What is asked: Rewrite the Iker Fimbres profile between "- Position: Attacking" and "Monterrey / 64 / (6)", inclusive, with "Club" in place of "Current team".

Reading passage:
Iker Fimbres

Personal information
- Full name: Iker Jareth Fimbres Ochoa
- Date of birth: 2 June 2005 (age 21)
- Place of birth: Hermosillo, Sonora, Mexico
- Height: 1.73 m (5 ft 8 in)
- Position: Attacking midfielder

Team information
- Current team: Monterrey
- Number: 11

Youth career
- 2018–2024: Monterrey

Senior career*
- Years: Team / Apps / (Gls)
- 2023–: Monterrey / 64 / (6)

International career^{‡}
- 2025: Mexico U20 / 5 / (1)
- 2026–: Mexico / 1 / (0)

= Iker Fimbres =

Mexican footballer (born 2005)

Iker Jareth Fimbres Ochoa (born 2 June 2005) is a Mexican professional footballer who plays as an attacking midfielder for Liga MX club Monterrey and the Mexico national team.

==Club career==
===Monterrey===
Fimbres began his career at the academy of Monterrey, beginning on their U13 team, progressing through all categories, until making his professional debut in 2024 against Philadelphia Union in the 2023 Leagues Cup.

On 14 July 2024, Fimbres made his Liga MX debut in a 0–4 loss to Cruz Azul, being subbed in at the 70th minute and getting a yellow and on 19 October, he scored a brace in the Clásico Regio against UANL, becoming the team's youngest player to do so.

Data provided:
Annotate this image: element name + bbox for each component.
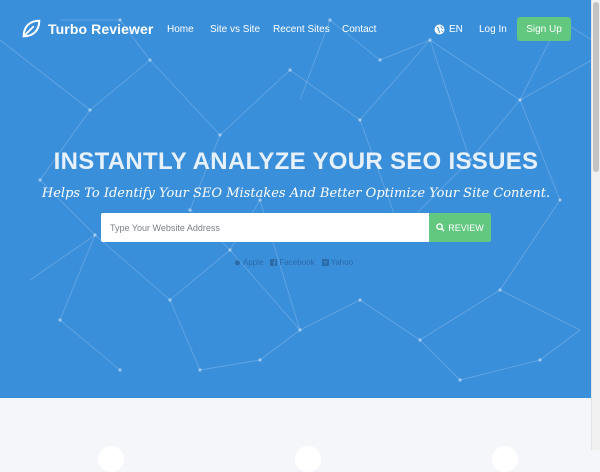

The output:
- Position: Attacking midfielder

Team information
- Club: Monterrey
- Number: 11

Youth career
- 2018–2024: Monterrey

Senior career*
- Years: Team / Apps / (Gls)
- 2023–: Monterrey / 64 / (6)